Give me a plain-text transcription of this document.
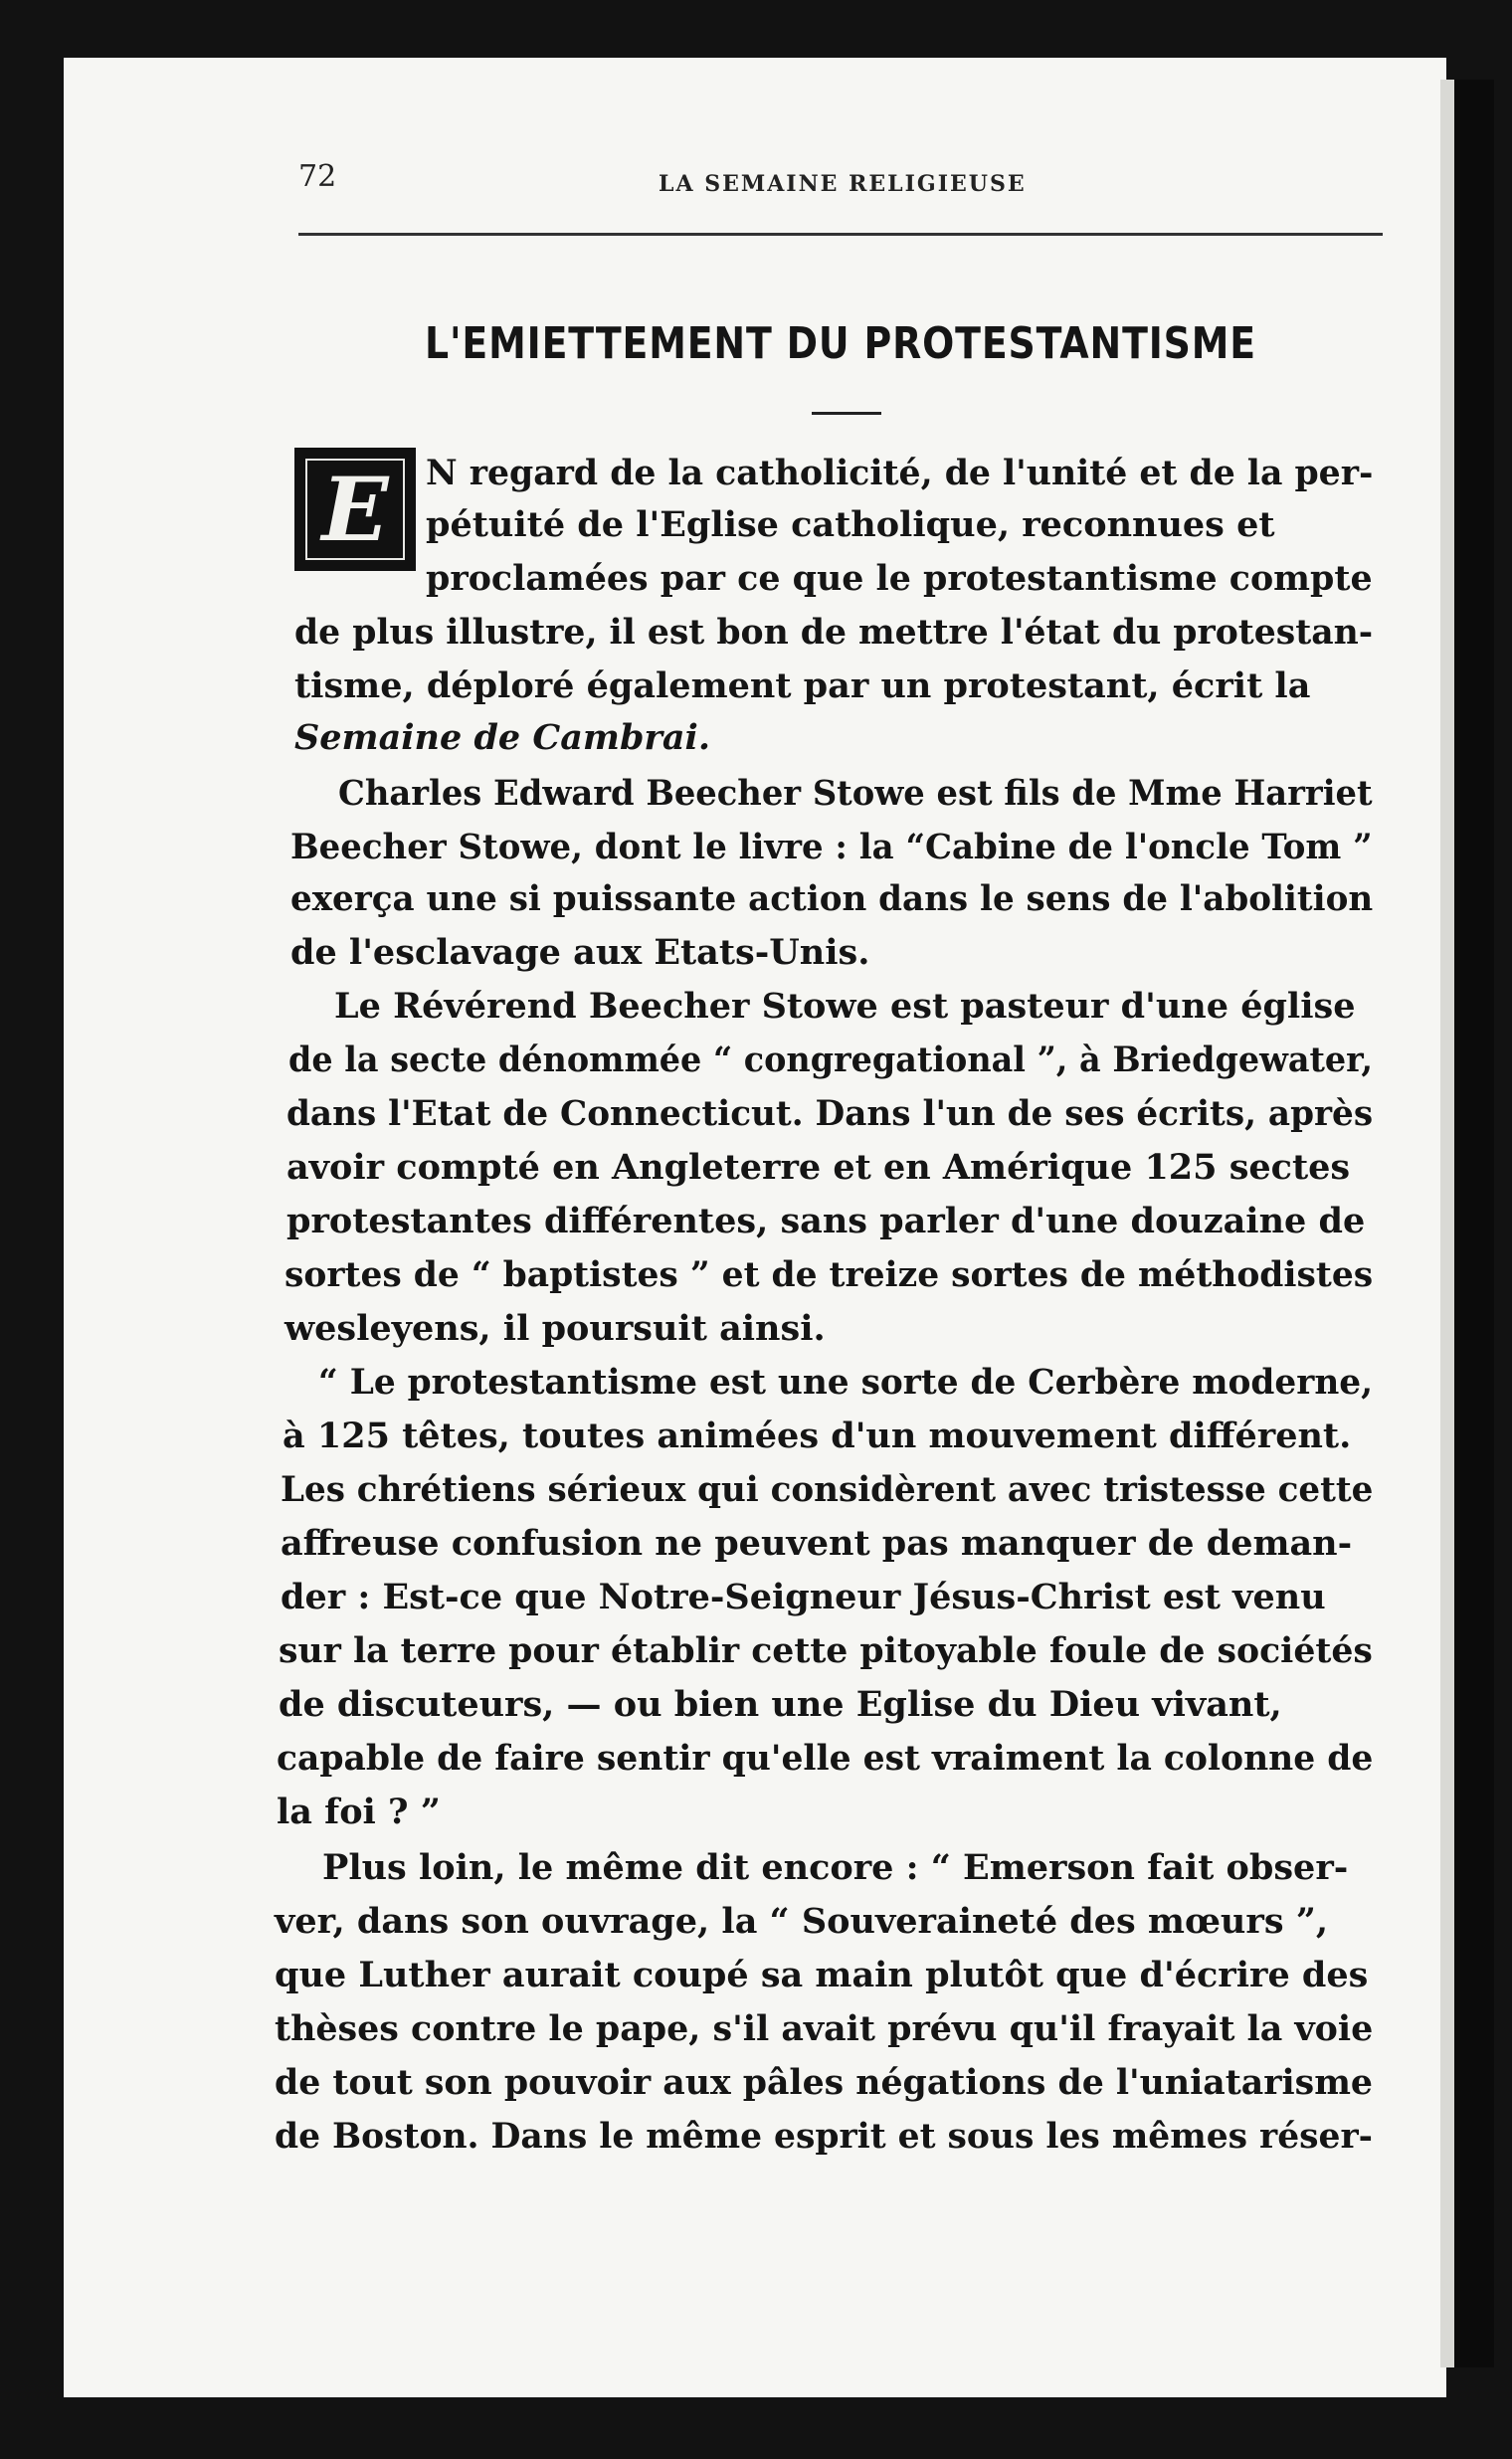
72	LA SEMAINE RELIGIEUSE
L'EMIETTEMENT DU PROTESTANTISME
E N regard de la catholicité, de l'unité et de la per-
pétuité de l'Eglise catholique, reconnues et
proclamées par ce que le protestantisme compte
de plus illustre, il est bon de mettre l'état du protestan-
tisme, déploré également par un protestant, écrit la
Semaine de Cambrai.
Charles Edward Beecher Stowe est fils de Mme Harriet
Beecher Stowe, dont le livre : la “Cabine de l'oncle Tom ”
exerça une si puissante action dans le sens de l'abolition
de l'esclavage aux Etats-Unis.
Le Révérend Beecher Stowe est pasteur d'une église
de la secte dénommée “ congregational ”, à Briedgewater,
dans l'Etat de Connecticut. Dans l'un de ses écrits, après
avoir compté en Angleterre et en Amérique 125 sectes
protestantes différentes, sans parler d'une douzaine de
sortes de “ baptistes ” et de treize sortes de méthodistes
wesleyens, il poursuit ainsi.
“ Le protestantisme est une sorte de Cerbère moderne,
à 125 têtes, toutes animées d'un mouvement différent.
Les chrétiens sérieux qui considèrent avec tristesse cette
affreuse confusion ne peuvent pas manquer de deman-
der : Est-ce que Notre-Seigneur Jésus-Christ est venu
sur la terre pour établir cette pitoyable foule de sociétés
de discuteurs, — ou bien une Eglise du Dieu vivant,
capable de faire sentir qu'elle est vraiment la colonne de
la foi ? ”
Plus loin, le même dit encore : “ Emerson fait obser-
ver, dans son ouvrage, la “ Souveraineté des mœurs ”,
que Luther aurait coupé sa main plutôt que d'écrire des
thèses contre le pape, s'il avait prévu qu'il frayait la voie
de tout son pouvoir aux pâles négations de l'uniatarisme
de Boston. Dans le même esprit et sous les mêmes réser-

* _SET TASK_
Report the number of lines of the listing above that hold the string "même", with no other text.

* _ANSWER FOR THIS EXERCISE_
2